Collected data
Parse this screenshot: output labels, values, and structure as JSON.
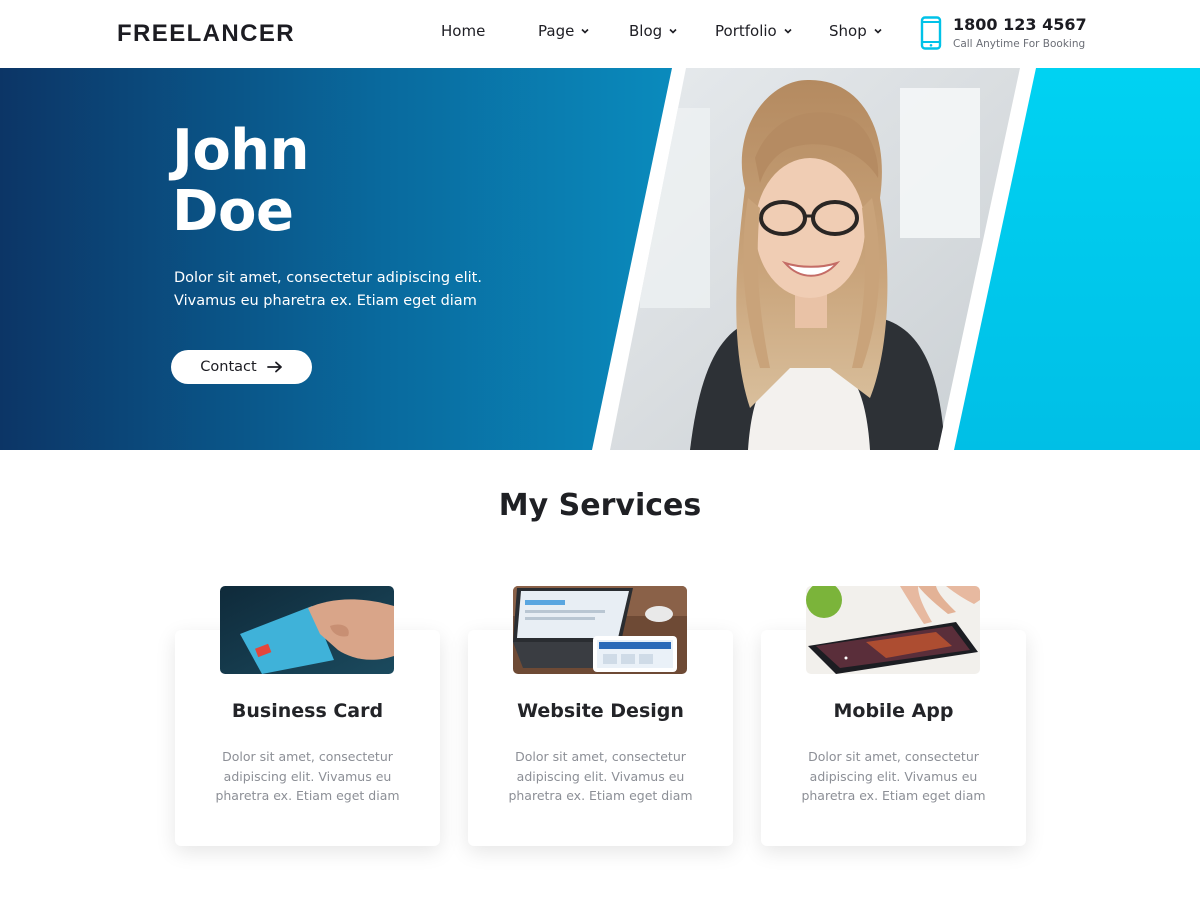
{
  "header": {
    "logo": "FREELANCER",
    "nav": [
      {
        "label": "Home",
        "has_dropdown": false
      },
      {
        "label": "Page",
        "has_dropdown": true
      },
      {
        "label": "Blog",
        "has_dropdown": true
      },
      {
        "label": "Portfolio",
        "has_dropdown": true
      },
      {
        "label": "Shop",
        "has_dropdown": true
      }
    ],
    "phone_number": "1800 123 4567",
    "phone_caption": "Call Anytime For Booking",
    "phone_icon": "smartphone-icon",
    "accent_color": "#00c2e8"
  },
  "hero": {
    "title_line1": "John",
    "title_line2": "Doe",
    "description": "Dolor sit amet, consectetur adipiscing elit. Vivamus eu pharetra ex. Etiam eget diam",
    "button_label": "Contact",
    "button_icon": "arrow-right-icon",
    "gradient_start": "#0c3566",
    "gradient_end": "#0a8ec0",
    "accent_panel_color": "#00c9ee"
  },
  "services": {
    "title": "My Services",
    "items": [
      {
        "title": "Business Card",
        "text": "Dolor sit amet, consectetur adipiscing elit. Vivamus eu pharetra ex. Etiam eget diam"
      },
      {
        "title": "Website Design",
        "text": "Dolor sit amet, consectetur adipiscing elit. Vivamus eu pharetra ex. Etiam eget diam"
      },
      {
        "title": "Mobile App",
        "text": "Dolor sit amet, consectetur adipiscing elit. Vivamus eu pharetra ex. Etiam eget diam"
      }
    ]
  }
}
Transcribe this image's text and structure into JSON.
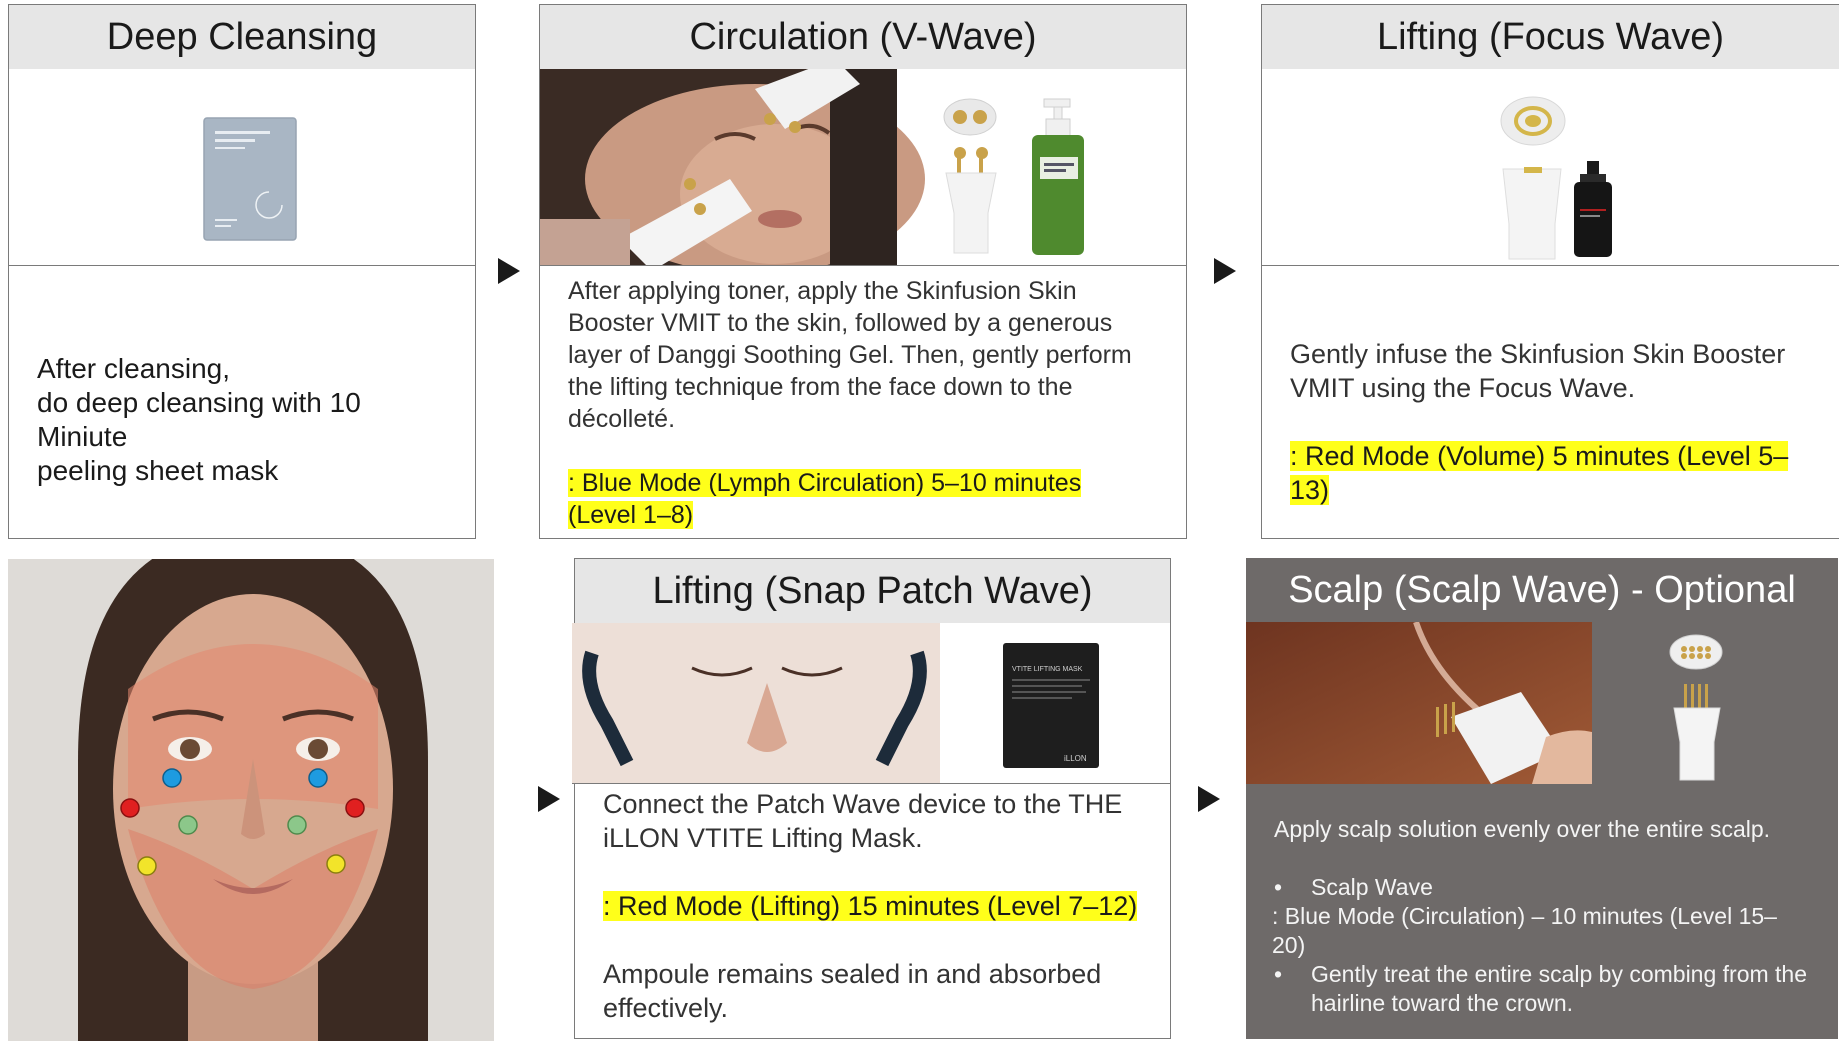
{
  "steps": {
    "deep_cleansing": {
      "title": "Deep Cleansing",
      "body": [
        "After cleansing,",
        "do deep cleansing with 10 Miniute",
        "peeling sheet mask"
      ]
    },
    "circulation": {
      "title": "Circulation (V-Wave)",
      "body": "After applying toner, apply the Skinfusion Skin Booster VMIT to the skin, followed by a generous layer of Danggi Soothing Gel. Then, gently perform the lifting technique from the face down to the décolleté.",
      "highlight_1": ": Blue Mode (Lymph Circulation) 5–10 minutes",
      "highlight_2": "(Level 1–8)"
    },
    "lifting_focus": {
      "title": "Lifting (Focus Wave)",
      "body": "Gently infuse the Skinfusion Skin Booster VMIT using the Focus Wave.",
      "highlight": ": Red Mode (Volume) 5 minutes (Level 5–13)"
    },
    "lifting_snap": {
      "title": "Lifting (Snap Patch Wave)",
      "body": "Connect the Patch Wave device to the THE iLLON VTITE Lifting Mask.",
      "highlight": ": Red Mode (Lifting) 15 minutes (Level 7–12)",
      "note": "Ampoule remains sealed in and absorbed effectively.",
      "mask_label": "VTITE LIFTING MASK",
      "brand": "iLLON"
    },
    "scalp": {
      "title": "Scalp (Scalp Wave) - Optional",
      "intro": "Apply scalp solution evenly over the entire scalp.",
      "bullet_1": "Scalp Wave",
      "mode_line": ": Blue Mode (Circulation) – 10 minutes (Level 15–20)",
      "bullet_2": "Gently treat the entire scalp by combing from the hairline toward the crown."
    }
  },
  "colors": {
    "header_bg": "#e6e6e6",
    "highlight": "#ffff1a",
    "dark_panel": "#6e6a69",
    "dot_blue": "#1e9be0",
    "dot_red": "#e02020",
    "dot_green": "#8cc78a",
    "dot_yellow": "#f2e42a"
  }
}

__Task brief__
Keep only those lines of the records that hold "minutes", and return them.

__Task solution__
      "highlight_1": ": Blue Mode (Lymph Circulation) 5–10 minutes",
      "highlight": ": Red Mode (Volume) 5 minutes (Level 5–13)"
      "highlight": ": Red Mode (Lifting) 15 minutes (Level 7–12)",
      "mode_line": ": Blue Mode (Circulation) – 10 minutes (Level 15–20)",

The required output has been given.